Given exercise
Copy out each line of the data that holds the word "axis".

Records from a collection of figures:
══════════

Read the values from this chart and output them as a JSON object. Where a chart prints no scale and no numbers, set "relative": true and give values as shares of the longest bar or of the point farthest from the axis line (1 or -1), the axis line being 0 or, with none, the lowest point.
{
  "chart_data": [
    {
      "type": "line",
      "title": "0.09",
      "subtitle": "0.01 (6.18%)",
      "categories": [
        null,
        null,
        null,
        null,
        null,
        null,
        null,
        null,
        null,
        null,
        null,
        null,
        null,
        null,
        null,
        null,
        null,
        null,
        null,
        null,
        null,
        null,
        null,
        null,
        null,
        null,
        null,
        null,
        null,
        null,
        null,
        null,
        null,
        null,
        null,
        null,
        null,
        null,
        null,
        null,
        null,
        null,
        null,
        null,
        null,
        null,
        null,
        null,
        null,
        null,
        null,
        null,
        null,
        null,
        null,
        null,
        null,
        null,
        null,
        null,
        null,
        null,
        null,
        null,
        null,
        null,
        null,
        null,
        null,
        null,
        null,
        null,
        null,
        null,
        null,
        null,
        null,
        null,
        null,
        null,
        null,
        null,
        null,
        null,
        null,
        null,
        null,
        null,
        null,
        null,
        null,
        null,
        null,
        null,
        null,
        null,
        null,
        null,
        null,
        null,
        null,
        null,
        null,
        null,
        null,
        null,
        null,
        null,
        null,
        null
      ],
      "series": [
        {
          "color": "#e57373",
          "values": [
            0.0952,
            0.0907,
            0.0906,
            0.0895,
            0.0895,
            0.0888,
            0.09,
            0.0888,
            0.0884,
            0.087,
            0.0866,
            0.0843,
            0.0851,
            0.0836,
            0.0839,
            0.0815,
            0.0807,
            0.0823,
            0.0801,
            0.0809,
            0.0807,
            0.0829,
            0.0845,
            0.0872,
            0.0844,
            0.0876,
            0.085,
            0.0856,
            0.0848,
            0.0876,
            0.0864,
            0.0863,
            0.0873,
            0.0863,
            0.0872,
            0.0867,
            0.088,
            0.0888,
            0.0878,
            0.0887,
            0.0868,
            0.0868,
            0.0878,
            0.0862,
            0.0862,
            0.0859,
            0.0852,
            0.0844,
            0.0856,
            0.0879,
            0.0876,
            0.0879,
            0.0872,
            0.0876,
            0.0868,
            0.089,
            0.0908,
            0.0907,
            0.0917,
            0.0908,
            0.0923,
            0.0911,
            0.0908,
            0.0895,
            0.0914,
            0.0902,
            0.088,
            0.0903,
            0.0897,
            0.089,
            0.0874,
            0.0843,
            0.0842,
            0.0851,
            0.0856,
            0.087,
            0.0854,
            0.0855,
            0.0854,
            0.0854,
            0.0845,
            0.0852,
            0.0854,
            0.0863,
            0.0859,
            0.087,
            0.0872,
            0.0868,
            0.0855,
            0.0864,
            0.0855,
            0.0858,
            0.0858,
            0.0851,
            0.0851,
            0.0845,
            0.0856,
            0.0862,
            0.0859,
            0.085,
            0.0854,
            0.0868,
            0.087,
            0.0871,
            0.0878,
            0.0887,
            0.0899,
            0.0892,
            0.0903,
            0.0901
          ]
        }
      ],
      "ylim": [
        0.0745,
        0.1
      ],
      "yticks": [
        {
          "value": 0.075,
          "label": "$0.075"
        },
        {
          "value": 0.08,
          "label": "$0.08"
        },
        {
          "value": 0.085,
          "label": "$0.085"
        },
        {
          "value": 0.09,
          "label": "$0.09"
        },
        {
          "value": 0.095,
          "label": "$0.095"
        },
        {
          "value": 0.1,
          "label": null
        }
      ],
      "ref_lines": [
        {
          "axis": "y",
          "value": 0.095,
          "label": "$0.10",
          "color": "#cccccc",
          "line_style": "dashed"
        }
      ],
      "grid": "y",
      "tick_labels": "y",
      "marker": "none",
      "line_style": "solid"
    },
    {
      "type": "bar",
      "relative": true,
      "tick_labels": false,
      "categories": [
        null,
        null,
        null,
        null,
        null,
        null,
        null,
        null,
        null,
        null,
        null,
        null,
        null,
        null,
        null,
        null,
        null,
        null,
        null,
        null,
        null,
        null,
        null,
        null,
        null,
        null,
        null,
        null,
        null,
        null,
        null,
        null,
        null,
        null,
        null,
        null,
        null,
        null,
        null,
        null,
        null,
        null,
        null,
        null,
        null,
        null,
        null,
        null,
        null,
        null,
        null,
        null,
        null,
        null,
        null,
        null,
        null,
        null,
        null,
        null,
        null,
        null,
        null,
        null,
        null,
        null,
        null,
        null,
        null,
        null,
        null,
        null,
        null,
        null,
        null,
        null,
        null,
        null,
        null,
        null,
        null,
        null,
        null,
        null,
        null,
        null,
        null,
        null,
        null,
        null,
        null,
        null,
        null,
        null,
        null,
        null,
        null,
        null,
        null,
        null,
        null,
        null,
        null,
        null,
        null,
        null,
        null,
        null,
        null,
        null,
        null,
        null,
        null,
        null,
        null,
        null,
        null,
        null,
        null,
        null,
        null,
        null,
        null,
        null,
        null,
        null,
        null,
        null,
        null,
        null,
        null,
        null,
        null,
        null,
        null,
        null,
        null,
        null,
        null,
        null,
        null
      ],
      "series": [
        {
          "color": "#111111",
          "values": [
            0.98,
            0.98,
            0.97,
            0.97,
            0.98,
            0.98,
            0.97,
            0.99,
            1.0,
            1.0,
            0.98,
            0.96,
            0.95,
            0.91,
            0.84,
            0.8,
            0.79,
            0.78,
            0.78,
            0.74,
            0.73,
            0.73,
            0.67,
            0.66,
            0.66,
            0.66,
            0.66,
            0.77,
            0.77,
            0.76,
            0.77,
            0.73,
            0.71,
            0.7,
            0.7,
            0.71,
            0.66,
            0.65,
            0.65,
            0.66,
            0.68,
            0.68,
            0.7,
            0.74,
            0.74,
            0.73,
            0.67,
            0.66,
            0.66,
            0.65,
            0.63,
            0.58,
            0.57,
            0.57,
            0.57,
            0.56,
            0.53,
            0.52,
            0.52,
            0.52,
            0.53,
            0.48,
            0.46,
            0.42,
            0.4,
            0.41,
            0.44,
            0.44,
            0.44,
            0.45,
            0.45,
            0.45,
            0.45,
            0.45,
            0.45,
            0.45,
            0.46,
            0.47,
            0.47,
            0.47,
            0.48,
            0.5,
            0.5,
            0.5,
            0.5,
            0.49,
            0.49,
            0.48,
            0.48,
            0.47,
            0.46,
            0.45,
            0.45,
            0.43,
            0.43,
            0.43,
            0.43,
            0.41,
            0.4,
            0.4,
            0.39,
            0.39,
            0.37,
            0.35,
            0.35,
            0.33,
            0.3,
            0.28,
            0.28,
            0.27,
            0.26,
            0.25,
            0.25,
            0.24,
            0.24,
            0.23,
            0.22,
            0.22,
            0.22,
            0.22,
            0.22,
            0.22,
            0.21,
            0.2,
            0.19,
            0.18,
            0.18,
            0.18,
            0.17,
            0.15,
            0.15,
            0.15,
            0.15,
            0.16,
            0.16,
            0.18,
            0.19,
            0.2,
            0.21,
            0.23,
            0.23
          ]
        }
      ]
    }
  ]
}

══════════

Solution to the problem
Read the values from this chart and output them as a JSON object. Where a chart prints no scale and no numbers, set "relative": true and give values as shares of the longest bar or of the point farthest from the axis line (1 or -1), the axis line being 0 or, with none, the lowest point.
          "axis": "y",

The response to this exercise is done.